Gather every line in the records below that contains the word "channels".
=-=-=
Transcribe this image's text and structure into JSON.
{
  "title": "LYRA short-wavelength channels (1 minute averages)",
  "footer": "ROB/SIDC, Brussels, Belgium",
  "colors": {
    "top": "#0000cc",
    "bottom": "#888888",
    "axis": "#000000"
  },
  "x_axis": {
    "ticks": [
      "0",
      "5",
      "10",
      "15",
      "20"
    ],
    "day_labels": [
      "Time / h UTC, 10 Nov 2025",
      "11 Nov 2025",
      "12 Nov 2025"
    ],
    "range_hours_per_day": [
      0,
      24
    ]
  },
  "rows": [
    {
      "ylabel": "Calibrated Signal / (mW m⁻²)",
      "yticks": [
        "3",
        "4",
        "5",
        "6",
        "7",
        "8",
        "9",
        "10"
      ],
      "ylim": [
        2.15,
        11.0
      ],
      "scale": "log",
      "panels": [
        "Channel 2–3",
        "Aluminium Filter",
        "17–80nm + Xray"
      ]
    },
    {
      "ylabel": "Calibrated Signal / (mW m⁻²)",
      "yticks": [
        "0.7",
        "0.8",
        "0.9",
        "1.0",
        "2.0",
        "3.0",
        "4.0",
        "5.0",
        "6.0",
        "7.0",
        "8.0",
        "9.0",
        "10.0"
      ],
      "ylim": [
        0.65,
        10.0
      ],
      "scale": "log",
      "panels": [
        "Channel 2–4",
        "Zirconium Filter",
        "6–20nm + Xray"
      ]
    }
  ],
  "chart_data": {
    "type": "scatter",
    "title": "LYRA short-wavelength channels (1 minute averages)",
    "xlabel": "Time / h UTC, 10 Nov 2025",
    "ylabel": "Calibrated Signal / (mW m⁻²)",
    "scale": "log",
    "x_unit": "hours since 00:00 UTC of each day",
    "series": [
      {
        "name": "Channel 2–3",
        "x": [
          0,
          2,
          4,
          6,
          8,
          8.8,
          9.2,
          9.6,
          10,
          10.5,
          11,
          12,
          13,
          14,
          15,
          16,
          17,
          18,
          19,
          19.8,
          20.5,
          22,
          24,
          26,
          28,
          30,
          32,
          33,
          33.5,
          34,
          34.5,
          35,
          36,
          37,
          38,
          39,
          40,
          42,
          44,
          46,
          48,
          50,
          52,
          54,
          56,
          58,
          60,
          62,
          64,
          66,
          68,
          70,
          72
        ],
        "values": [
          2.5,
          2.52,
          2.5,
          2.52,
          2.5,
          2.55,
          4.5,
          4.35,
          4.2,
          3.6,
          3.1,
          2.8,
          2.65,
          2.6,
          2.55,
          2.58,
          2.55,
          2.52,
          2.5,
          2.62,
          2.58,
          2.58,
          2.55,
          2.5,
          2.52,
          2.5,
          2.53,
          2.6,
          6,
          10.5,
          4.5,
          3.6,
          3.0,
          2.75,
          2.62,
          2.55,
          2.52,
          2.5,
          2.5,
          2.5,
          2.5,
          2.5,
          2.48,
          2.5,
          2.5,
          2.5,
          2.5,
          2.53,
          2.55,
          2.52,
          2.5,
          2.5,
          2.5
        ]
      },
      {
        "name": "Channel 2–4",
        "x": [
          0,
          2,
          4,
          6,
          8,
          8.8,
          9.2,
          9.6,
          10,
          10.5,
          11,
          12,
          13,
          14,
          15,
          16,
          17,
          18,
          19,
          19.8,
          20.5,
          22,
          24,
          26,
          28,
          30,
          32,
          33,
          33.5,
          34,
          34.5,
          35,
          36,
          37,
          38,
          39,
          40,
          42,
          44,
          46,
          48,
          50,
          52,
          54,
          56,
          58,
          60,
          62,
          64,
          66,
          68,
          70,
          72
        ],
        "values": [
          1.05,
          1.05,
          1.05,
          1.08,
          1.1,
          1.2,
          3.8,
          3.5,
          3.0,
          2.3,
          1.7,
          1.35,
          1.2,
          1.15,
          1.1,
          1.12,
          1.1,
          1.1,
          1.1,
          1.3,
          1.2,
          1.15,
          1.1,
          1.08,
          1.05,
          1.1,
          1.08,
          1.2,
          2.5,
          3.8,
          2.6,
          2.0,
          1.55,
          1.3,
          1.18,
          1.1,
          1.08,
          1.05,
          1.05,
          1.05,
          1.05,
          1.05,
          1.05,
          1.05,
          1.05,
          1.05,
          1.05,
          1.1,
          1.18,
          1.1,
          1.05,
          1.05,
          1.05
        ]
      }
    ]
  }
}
=-=-=
_Result of the exercise_:
  "title": "LYRA short-wavelength channels (1 minute averages)",
    "title": "LYRA short-wavelength channels (1 minute averages)",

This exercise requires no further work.